Directions
Leave out the images; return the rest of the data exactly.

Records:
-=-=-
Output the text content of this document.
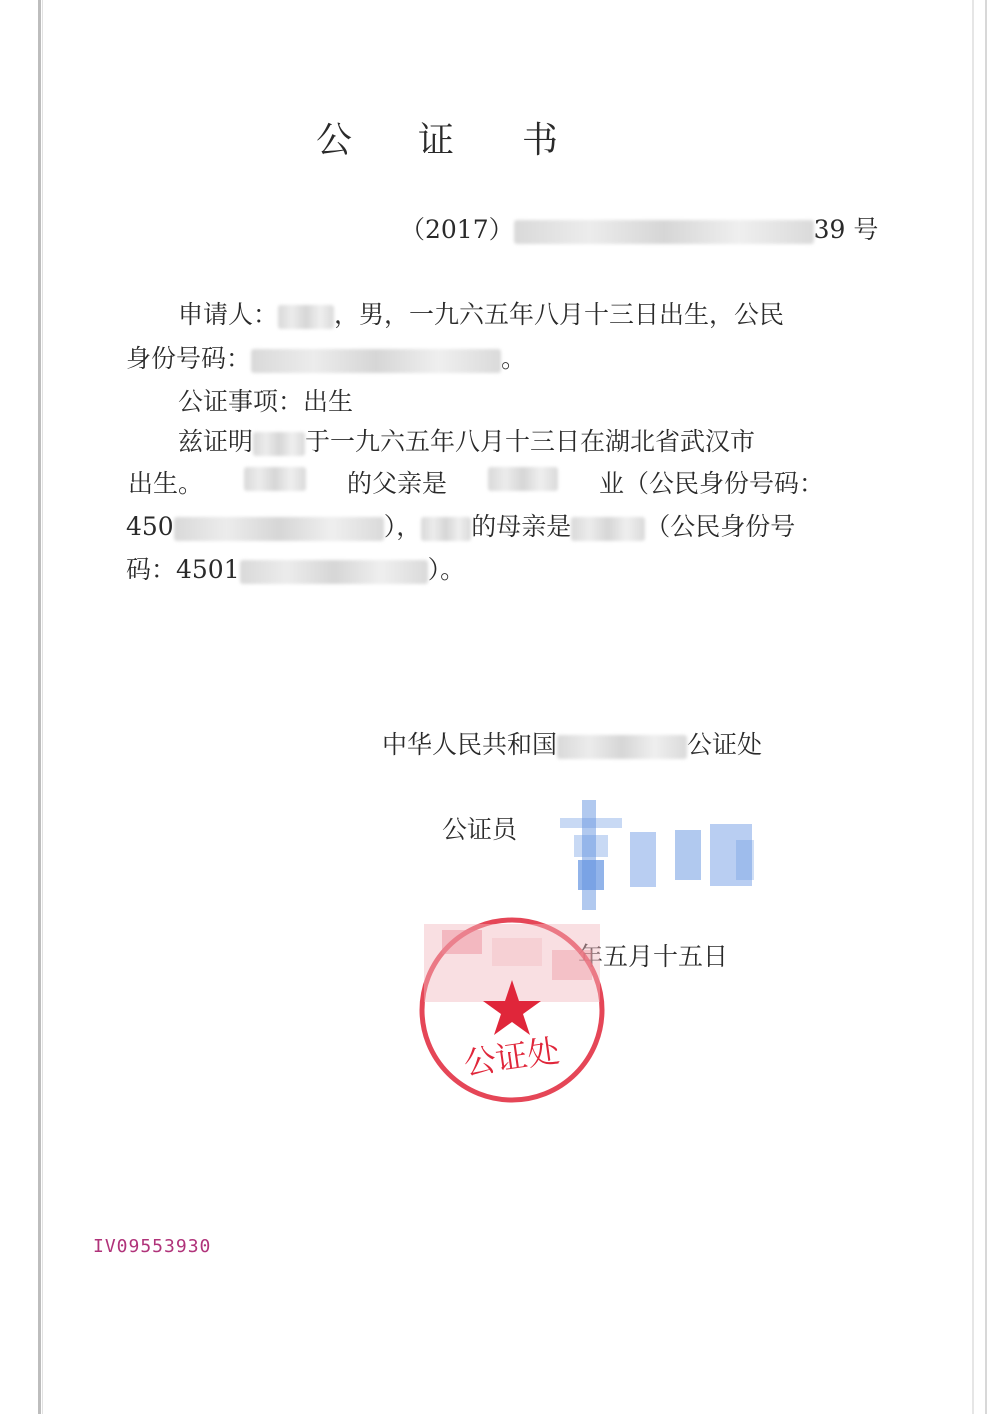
公 证 书
（2017）	39 号
申请人： ，男，一九六五年八月十三日出生，公民
身份号码：	。
公证事项：出生
兹证明 于一九六五年八月十三日在湖北省武汉市
出生。	的父亲是	业（公民身份号码：
450	）， 的母亲是	（公民身份号
码：4501	）。
中华人民共和国	公证处
公证员
年五月十五日
公证处
IV09553930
-=-=-
Task result
Output the text content of this document.
公 证 书
（2017）	39 号
申请人： ，男，一九六五年八月十三日出生，公民
身份号码：	。
公证事项：出生
兹证明 于一九六五年八月十三日在湖北省武汉市
出生。	的父亲是	业（公民身份号码：
450	）， 的母亲是	（公民身份号
码：4501	）。
中华人民共和国	公证处
公证员
年五月十五日
公证处
IV09553930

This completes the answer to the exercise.